• _Material to process_
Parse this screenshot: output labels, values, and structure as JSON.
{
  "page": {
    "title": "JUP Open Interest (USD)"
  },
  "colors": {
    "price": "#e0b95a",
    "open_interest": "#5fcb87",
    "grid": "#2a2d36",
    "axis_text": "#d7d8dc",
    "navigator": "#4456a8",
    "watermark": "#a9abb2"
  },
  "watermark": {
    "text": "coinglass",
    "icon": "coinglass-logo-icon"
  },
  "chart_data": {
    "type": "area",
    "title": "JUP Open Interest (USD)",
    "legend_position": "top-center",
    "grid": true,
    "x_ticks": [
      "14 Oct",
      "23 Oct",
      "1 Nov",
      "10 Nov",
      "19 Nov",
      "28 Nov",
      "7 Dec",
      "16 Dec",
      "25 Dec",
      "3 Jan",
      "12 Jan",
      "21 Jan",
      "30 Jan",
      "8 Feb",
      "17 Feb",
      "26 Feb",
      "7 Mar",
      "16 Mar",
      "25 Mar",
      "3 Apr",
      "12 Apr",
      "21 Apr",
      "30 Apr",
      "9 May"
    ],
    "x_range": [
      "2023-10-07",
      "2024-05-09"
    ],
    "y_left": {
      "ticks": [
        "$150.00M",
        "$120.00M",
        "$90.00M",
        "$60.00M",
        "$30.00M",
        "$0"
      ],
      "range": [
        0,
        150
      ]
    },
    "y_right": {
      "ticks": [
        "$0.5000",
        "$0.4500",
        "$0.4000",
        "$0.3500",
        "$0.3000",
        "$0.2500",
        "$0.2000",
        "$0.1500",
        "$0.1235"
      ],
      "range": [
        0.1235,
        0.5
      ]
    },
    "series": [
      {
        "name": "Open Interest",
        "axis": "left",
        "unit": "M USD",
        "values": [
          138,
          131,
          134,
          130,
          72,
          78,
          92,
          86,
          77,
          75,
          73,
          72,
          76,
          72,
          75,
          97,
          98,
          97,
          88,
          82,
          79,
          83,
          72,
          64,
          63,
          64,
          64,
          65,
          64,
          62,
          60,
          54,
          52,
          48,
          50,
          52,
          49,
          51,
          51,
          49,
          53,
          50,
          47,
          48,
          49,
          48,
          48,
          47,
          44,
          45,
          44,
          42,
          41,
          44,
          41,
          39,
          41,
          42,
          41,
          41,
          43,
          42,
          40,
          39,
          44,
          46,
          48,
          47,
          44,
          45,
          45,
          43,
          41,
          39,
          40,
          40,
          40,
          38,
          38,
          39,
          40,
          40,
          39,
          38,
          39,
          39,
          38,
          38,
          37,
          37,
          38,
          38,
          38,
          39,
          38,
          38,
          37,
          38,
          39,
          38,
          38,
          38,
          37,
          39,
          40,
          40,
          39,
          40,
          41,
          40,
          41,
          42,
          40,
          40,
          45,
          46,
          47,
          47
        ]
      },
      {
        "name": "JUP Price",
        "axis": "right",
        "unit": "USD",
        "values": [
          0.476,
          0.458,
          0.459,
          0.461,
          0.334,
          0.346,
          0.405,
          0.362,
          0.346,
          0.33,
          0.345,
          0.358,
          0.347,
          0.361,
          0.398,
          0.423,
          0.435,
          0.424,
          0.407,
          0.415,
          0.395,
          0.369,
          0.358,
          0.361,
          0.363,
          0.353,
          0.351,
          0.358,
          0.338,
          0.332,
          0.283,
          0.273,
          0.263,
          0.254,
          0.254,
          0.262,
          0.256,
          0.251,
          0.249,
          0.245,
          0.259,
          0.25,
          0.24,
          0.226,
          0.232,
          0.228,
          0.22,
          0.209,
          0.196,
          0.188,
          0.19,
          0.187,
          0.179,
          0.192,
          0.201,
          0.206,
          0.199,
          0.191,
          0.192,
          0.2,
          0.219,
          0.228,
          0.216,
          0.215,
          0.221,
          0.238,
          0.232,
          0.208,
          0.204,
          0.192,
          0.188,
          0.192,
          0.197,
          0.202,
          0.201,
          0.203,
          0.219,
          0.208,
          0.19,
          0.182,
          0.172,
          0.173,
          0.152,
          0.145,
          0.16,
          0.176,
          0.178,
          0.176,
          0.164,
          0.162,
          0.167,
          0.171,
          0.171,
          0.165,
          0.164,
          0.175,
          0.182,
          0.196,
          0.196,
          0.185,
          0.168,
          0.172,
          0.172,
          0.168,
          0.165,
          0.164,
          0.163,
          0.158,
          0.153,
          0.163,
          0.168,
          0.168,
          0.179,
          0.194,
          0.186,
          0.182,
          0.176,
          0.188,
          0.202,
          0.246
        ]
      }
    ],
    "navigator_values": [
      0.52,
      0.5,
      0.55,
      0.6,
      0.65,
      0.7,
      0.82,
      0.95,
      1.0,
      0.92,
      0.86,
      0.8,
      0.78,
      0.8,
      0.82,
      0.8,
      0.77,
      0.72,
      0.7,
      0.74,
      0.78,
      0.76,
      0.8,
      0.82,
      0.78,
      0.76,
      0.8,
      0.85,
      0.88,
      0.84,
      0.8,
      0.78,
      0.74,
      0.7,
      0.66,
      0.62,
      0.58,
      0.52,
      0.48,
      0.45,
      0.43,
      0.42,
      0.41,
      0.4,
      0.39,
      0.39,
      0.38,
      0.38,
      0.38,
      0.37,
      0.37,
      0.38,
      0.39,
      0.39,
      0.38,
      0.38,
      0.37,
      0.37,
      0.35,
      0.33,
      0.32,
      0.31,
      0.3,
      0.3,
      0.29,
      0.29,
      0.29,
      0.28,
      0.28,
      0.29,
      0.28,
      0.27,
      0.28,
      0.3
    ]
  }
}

• _Exercise objective_
Extract the data in full. Keep it word for word.

• _Finished answer_
Parse this screenshot: output labels, values, and structure as JSON.
{
  "page": {
    "title": "JUP Open Interest (USD)"
  },
  "colors": {
    "price": "#e0b95a",
    "open_interest": "#5fcb87",
    "grid": "#2a2d36",
    "axis_text": "#d7d8dc",
    "navigator": "#4456a8",
    "watermark": "#a9abb2"
  },
  "watermark": {
    "text": "coinglass",
    "icon": "coinglass-logo-icon"
  },
  "chart_data": {
    "type": "area",
    "title": "JUP Open Interest (USD)",
    "legend_position": "top-center",
    "grid": true,
    "x_ticks": [
      "14 Oct",
      "23 Oct",
      "1 Nov",
      "10 Nov",
      "19 Nov",
      "28 Nov",
      "7 Dec",
      "16 Dec",
      "25 Dec",
      "3 Jan",
      "12 Jan",
      "21 Jan",
      "30 Jan",
      "8 Feb",
      "17 Feb",
      "26 Feb",
      "7 Mar",
      "16 Mar",
      "25 Mar",
      "3 Apr",
      "12 Apr",
      "21 Apr",
      "30 Apr",
      "9 May"
    ],
    "x_range": [
      "2023-10-07",
      "2024-05-09"
    ],
    "y_left": {
      "ticks": [
        "$150.00M",
        "$120.00M",
        "$90.00M",
        "$60.00M",
        "$30.00M",
        "$0"
      ],
      "range": [
        0,
        150
      ]
    },
    "y_right": {
      "ticks": [
        "$0.5000",
        "$0.4500",
        "$0.4000",
        "$0.3500",
        "$0.3000",
        "$0.2500",
        "$0.2000",
        "$0.1500",
        "$0.1235"
      ],
      "range": [
        0.1235,
        0.5
      ]
    },
    "series": [
      {
        "name": "Open Interest",
        "axis": "left",
        "unit": "M USD",
        "values": [
          138,
          131,
          134,
          130,
          72,
          78,
          92,
          86,
          77,
          75,
          73,
          72,
          76,
          72,
          75,
          97,
          98,
          97,
          88,
          82,
          79,
          83,
          72,
          64,
          63,
          64,
          64,
          65,
          64,
          62,
          60,
          54,
          52,
          48,
          50,
          52,
          49,
          51,
          51,
          49,
          53,
          50,
          47,
          48,
          49,
          48,
          48,
          47,
          44,
          45,
          44,
          42,
          41,
          44,
          41,
          39,
          41,
          42,
          41,
          41,
          43,
          42,
          40,
          39,
          44,
          46,
          48,
          47,
          44,
          45,
          45,
          43,
          41,
          39,
          40,
          40,
          40,
          38,
          38,
          39,
          40,
          40,
          39,
          38,
          39,
          39,
          38,
          38,
          37,
          37,
          38,
          38,
          38,
          39,
          38,
          38,
          37,
          38,
          39,
          38,
          38,
          38,
          37,
          39,
          40,
          40,
          39,
          40,
          41,
          40,
          41,
          42,
          40,
          40,
          45,
          46,
          47,
          47
        ]
      },
      {
        "name": "JUP Price",
        "axis": "right",
        "unit": "USD",
        "values": [
          0.476,
          0.458,
          0.459,
          0.461,
          0.334,
          0.346,
          0.405,
          0.362,
          0.346,
          0.33,
          0.345,
          0.358,
          0.347,
          0.361,
          0.398,
          0.423,
          0.435,
          0.424,
          0.407,
          0.415,
          0.395,
          0.369,
          0.358,
          0.361,
          0.363,
          0.353,
          0.351,
          0.358,
          0.338,
          0.332,
          0.283,
          0.273,
          0.263,
          0.254,
          0.254,
          0.262,
          0.256,
          0.251,
          0.249,
          0.245,
          0.259,
          0.25,
          0.24,
          0.226,
          0.232,
          0.228,
          0.22,
          0.209,
          0.196,
          0.188,
          0.19,
          0.187,
          0.179,
          0.192,
          0.201,
          0.206,
          0.199,
          0.191,
          0.192,
          0.2,
          0.219,
          0.228,
          0.216,
          0.215,
          0.221,
          0.238,
          0.232,
          0.208,
          0.204,
          0.192,
          0.188,
          0.192,
          0.197,
          0.202,
          0.201,
          0.203,
          0.219,
          0.208,
          0.19,
          0.182,
          0.172,
          0.173,
          0.152,
          0.145,
          0.16,
          0.176,
          0.178,
          0.176,
          0.164,
          0.162,
          0.167,
          0.171,
          0.171,
          0.165,
          0.164,
          0.175,
          0.182,
          0.196,
          0.196,
          0.185,
          0.168,
          0.172,
          0.172,
          0.168,
          0.165,
          0.164,
          0.163,
          0.158,
          0.153,
          0.163,
          0.168,
          0.168,
          0.179,
          0.194,
          0.186,
          0.182,
          0.176,
          0.188,
          0.202,
          0.246
        ]
      }
    ],
    "navigator_values": [
      0.52,
      0.5,
      0.55,
      0.6,
      0.65,
      0.7,
      0.82,
      0.95,
      1.0,
      0.92,
      0.86,
      0.8,
      0.78,
      0.8,
      0.82,
      0.8,
      0.77,
      0.72,
      0.7,
      0.74,
      0.78,
      0.76,
      0.8,
      0.82,
      0.78,
      0.76,
      0.8,
      0.85,
      0.88,
      0.84,
      0.8,
      0.78,
      0.74,
      0.7,
      0.66,
      0.62,
      0.58,
      0.52,
      0.48,
      0.45,
      0.43,
      0.42,
      0.41,
      0.4,
      0.39,
      0.39,
      0.38,
      0.38,
      0.38,
      0.37,
      0.37,
      0.38,
      0.39,
      0.39,
      0.38,
      0.38,
      0.37,
      0.37,
      0.35,
      0.33,
      0.32,
      0.31,
      0.3,
      0.3,
      0.29,
      0.29,
      0.29,
      0.28,
      0.28,
      0.29,
      0.28,
      0.27,
      0.28,
      0.3
    ]
  }
}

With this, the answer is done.